* start Source records *

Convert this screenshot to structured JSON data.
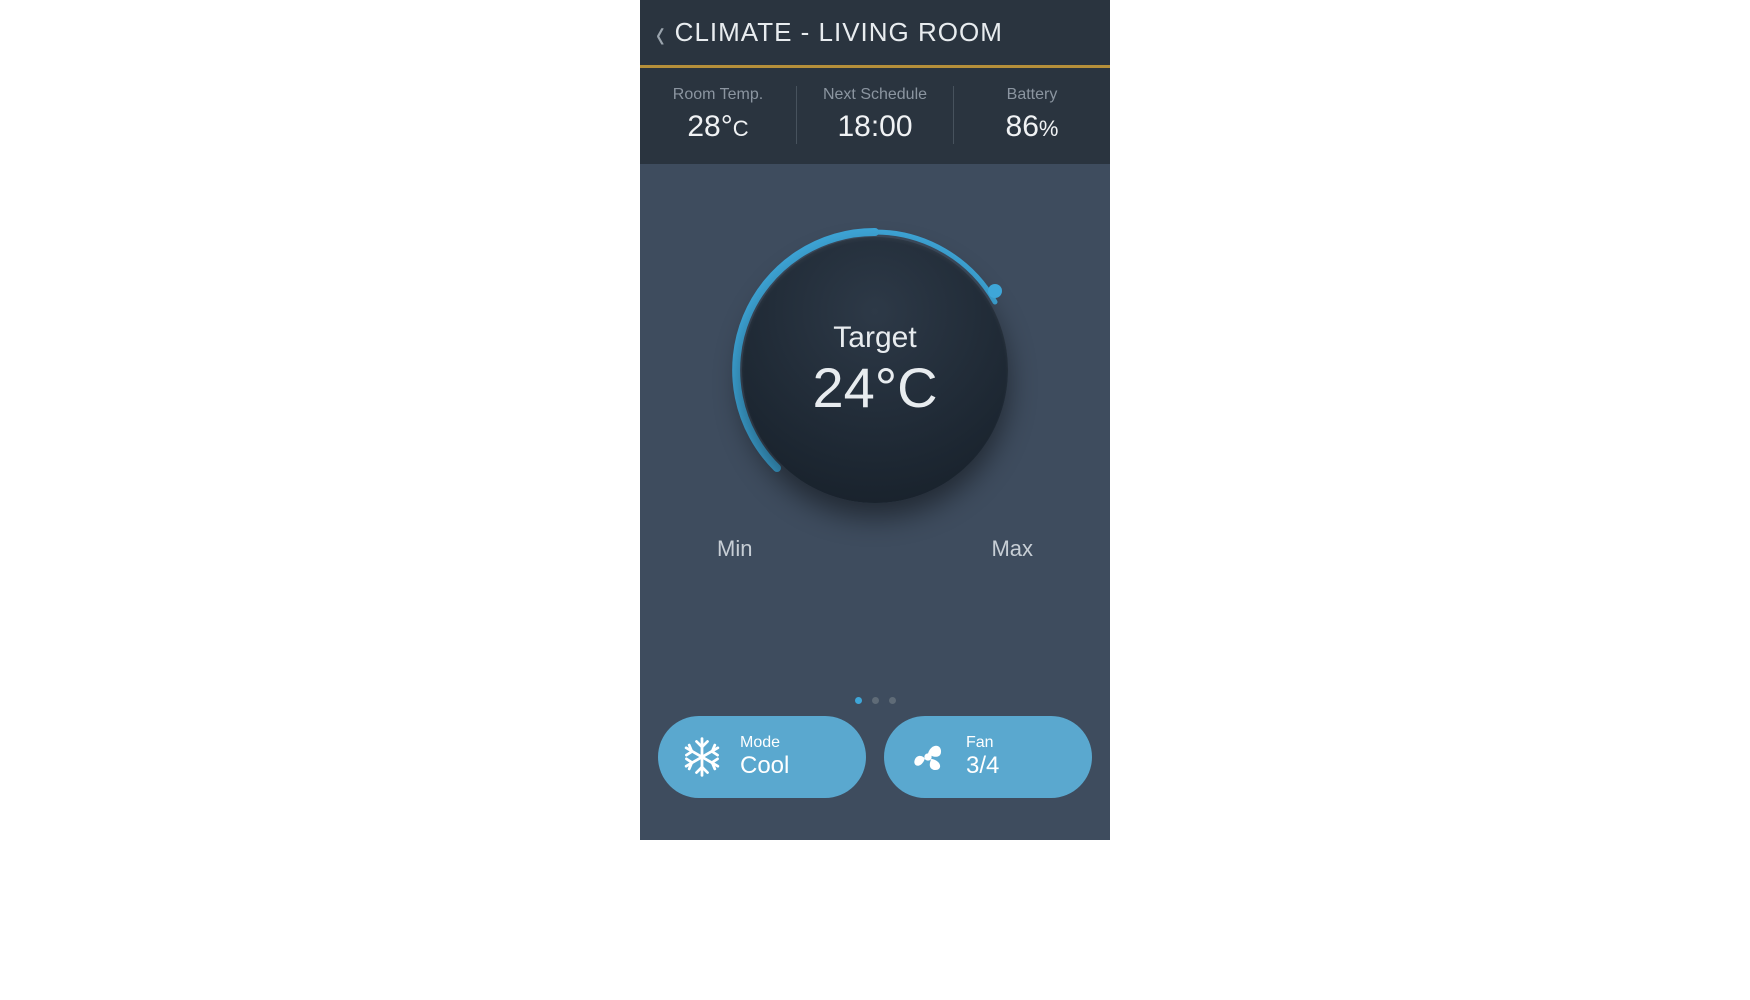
{
  "header": {
    "title": "CLIMATE - LIVING ROOM"
  },
  "stats": {
    "room_temp": {
      "label": "Room Temp.",
      "value": "28°",
      "unit": "C"
    },
    "next_schedule": {
      "label": "Next Schedule",
      "value": "18:00"
    },
    "battery": {
      "label": "Battery",
      "value": "86",
      "unit": "%"
    }
  },
  "dial": {
    "target_label": "Target",
    "target_value": "24°C",
    "min_label": "Min",
    "max_label": "Max"
  },
  "controls": {
    "mode": {
      "label": "Mode",
      "value": "Cool"
    },
    "fan": {
      "label": "Fan",
      "value": "3/4"
    }
  },
  "pager": {
    "count": 3,
    "active": 0
  },
  "colors": {
    "accent": "#3ea6d8",
    "pill": "#5aa8cf",
    "gold": "#b58f3a"
  }
}
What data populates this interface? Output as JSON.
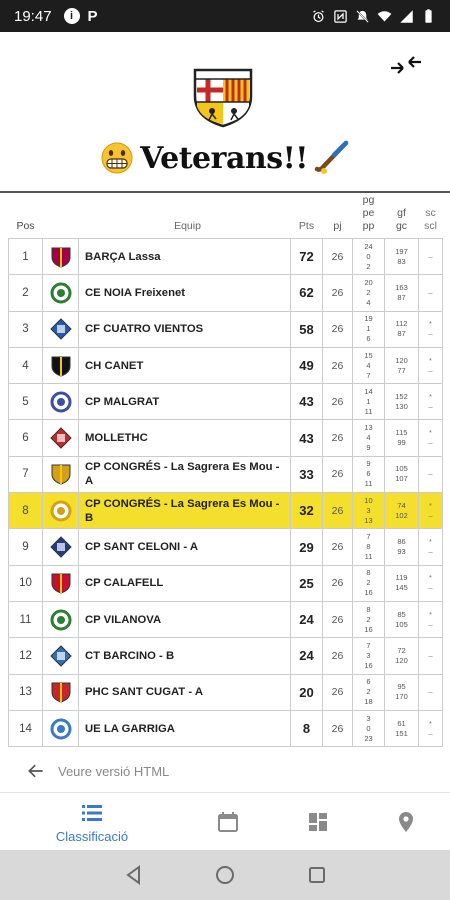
{
  "status_bar": {
    "time": "19:47",
    "notification_icons": [
      "info-icon",
      "parking-icon"
    ],
    "system_icons": [
      "alarm-icon",
      "nfc-icon",
      "mute-icon",
      "wifi-icon",
      "signal-icon",
      "battery-icon"
    ]
  },
  "header": {
    "title": "Veterans!!",
    "collapse_icon": "collapse-arrows-icon",
    "emoji": "grimacing-face",
    "sport_icon": "hockey-stick"
  },
  "table": {
    "headers": {
      "pos": "Pos",
      "team": "Equip",
      "pts": "Pts",
      "pj": "pj",
      "pgpp": [
        "pg",
        "pe",
        "pp"
      ],
      "gfgc": [
        "gf",
        "gc"
      ],
      "sc": [
        "sc",
        "scl"
      ]
    },
    "rows": [
      {
        "pos": "1",
        "team": "BARÇA Lassa",
        "pts": "72",
        "pj": "26",
        "pg": "24",
        "pe": "0",
        "pp": "2",
        "gf": "197",
        "gc": "83",
        "sc": "–",
        "scl": "",
        "highlight": false,
        "logo_color": "#a50044"
      },
      {
        "pos": "2",
        "team": "CE NOIA Freixenet",
        "pts": "62",
        "pj": "26",
        "pg": "20",
        "pe": "2",
        "pp": "4",
        "gf": "163",
        "gc": "87",
        "sc": "–",
        "scl": "",
        "highlight": false,
        "logo_color": "#2e7d32"
      },
      {
        "pos": "3",
        "team": "CF CUATRO VIENTOS",
        "pts": "58",
        "pj": "26",
        "pg": "19",
        "pe": "1",
        "pp": "6",
        "gf": "112",
        "gc": "87",
        "sc": "*",
        "scl": "–",
        "highlight": false,
        "logo_color": "#1e5bb8"
      },
      {
        "pos": "4",
        "team": "CH CANET",
        "pts": "49",
        "pj": "26",
        "pg": "15",
        "pe": "4",
        "pp": "7",
        "gf": "120",
        "gc": "77",
        "sc": "*",
        "scl": "–",
        "highlight": false,
        "logo_color": "#111111"
      },
      {
        "pos": "5",
        "team": "CP MALGRAT",
        "pts": "43",
        "pj": "26",
        "pg": "14",
        "pe": "1",
        "pp": "11",
        "gf": "152",
        "gc": "130",
        "sc": "*",
        "scl": "–",
        "highlight": false,
        "logo_color": "#3a4fa0"
      },
      {
        "pos": "6",
        "team": "MOLLETHC",
        "pts": "43",
        "pj": "26",
        "pg": "13",
        "pe": "4",
        "pp": "9",
        "gf": "115",
        "gc": "99",
        "sc": "*",
        "scl": "–",
        "highlight": false,
        "logo_color": "#c62828"
      },
      {
        "pos": "7",
        "team": "CP CONGRÉS - La Sagrera Es Mou - A",
        "pts": "33",
        "pj": "26",
        "pg": "9",
        "pe": "6",
        "pp": "11",
        "gf": "105",
        "gc": "107",
        "sc": "–",
        "scl": "",
        "highlight": false,
        "logo_color": "#d4a017"
      },
      {
        "pos": "8",
        "team": "CP CONGRÉS - La Sagrera Es Mou - B",
        "pts": "32",
        "pj": "26",
        "pg": "10",
        "pe": "3",
        "pp": "13",
        "gf": "74",
        "gc": "102",
        "sc": "*",
        "scl": "–",
        "highlight": true,
        "logo_color": "#d4a017"
      },
      {
        "pos": "9",
        "team": "CP SANT CELONI - A",
        "pts": "29",
        "pj": "26",
        "pg": "7",
        "pe": "8",
        "pp": "11",
        "gf": "86",
        "gc": "93",
        "sc": "*",
        "scl": "–",
        "highlight": false,
        "logo_color": "#1f3c88"
      },
      {
        "pos": "10",
        "team": "CP CALAFELL",
        "pts": "25",
        "pj": "26",
        "pg": "8",
        "pe": "2",
        "pp": "16",
        "gf": "119",
        "gc": "145",
        "sc": "*",
        "scl": "–",
        "highlight": false,
        "logo_color": "#c8102e"
      },
      {
        "pos": "11",
        "team": "CP VILANOVA",
        "pts": "24",
        "pj": "26",
        "pg": "8",
        "pe": "2",
        "pp": "16",
        "gf": "85",
        "gc": "105",
        "sc": "*",
        "scl": "–",
        "highlight": false,
        "logo_color": "#2e7d32"
      },
      {
        "pos": "12",
        "team": "CT BARCINO - B",
        "pts": "24",
        "pj": "26",
        "pg": "7",
        "pe": "3",
        "pp": "16",
        "gf": "72",
        "gc": "120",
        "sc": "–",
        "scl": "",
        "highlight": false,
        "logo_color": "#2d6fb8"
      },
      {
        "pos": "13",
        "team": "PHC SANT CUGAT - A",
        "pts": "20",
        "pj": "26",
        "pg": "6",
        "pe": "2",
        "pp": "18",
        "gf": "95",
        "gc": "170",
        "sc": "–",
        "scl": "",
        "highlight": false,
        "logo_color": "#c62828"
      },
      {
        "pos": "14",
        "team": "UE LA GARRIGA",
        "pts": "8",
        "pj": "26",
        "pg": "3",
        "pe": "0",
        "pp": "23",
        "gf": "61",
        "gc": "151",
        "sc": "*",
        "scl": "–",
        "highlight": false,
        "logo_color": "#3a78c9"
      }
    ]
  },
  "html_link": {
    "label": "Veure versió HTML",
    "icon": "arrow-left-icon"
  },
  "bottom_nav": {
    "items": [
      {
        "label": "Classificació",
        "icon": "list-icon",
        "active": true
      },
      {
        "label": "",
        "icon": "calendar-icon",
        "active": false
      },
      {
        "label": "",
        "icon": "grid-icon",
        "active": false
      },
      {
        "label": "",
        "icon": "location-icon",
        "active": false
      }
    ],
    "active_color": "#3a78c9",
    "inactive_color": "#8a8a8a"
  },
  "system_nav": {
    "icons": [
      "back-icon",
      "home-icon",
      "recents-icon"
    ]
  },
  "colors": {
    "highlight_row": "#f4e02c",
    "status_bar": "#1d1d1d",
    "system_nav": "#d9d9d9"
  }
}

* end Source records *

Task statement:
All lines in the data that contain the word "JSON" should be copied.

The completed task:
Convert this screenshot to structured JSON data.
What data populates this interface? Output as JSON.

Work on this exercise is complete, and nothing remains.